===== Material shown =====

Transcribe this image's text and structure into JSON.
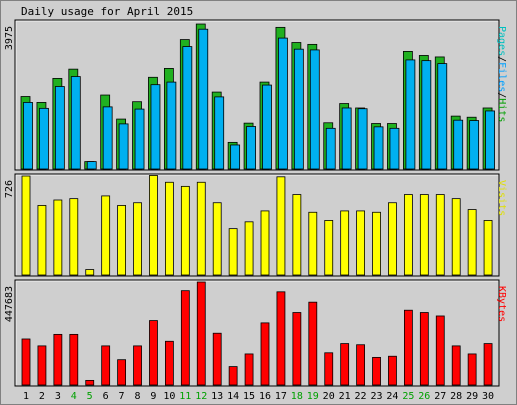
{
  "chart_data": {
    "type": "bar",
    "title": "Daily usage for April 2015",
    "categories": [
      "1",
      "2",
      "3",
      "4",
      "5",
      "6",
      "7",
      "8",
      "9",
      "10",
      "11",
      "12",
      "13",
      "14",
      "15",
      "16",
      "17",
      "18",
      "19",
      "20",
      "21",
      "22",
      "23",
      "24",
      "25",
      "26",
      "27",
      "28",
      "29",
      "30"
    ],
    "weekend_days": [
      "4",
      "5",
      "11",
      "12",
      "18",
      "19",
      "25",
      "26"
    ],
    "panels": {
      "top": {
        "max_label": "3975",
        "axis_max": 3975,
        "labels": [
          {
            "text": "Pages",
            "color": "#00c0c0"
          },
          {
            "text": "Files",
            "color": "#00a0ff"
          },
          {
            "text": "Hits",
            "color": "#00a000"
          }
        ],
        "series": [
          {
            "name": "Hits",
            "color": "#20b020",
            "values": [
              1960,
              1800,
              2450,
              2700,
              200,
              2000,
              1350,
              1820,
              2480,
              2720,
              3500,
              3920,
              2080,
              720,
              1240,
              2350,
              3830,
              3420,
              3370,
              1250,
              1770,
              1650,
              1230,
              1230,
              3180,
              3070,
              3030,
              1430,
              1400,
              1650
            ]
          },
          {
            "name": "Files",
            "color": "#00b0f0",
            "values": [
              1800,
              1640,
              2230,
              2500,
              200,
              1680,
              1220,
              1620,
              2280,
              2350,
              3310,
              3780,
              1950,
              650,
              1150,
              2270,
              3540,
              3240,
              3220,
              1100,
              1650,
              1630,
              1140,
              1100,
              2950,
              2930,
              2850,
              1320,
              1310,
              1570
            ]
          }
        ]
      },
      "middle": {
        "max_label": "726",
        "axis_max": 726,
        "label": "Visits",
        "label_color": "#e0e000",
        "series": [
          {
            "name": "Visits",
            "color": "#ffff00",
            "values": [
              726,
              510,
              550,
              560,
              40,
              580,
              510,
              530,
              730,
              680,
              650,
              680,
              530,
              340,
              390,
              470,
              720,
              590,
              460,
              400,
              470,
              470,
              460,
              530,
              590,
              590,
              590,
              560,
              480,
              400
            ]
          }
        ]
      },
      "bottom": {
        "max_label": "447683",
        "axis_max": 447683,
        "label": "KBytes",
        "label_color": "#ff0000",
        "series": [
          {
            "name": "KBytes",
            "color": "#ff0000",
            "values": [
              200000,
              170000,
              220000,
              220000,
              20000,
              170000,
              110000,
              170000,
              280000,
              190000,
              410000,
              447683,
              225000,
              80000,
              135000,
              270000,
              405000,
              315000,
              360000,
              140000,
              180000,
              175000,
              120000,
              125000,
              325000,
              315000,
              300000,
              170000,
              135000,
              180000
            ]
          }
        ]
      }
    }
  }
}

=====

- **Aim of the task**: Using the listing above, show every line that includes the string "text".

- **Complete answer**:
Transcribe this image's text and structure into JSON.
            "text": "Pages",
            "text": "Files",
            "text": "Hits",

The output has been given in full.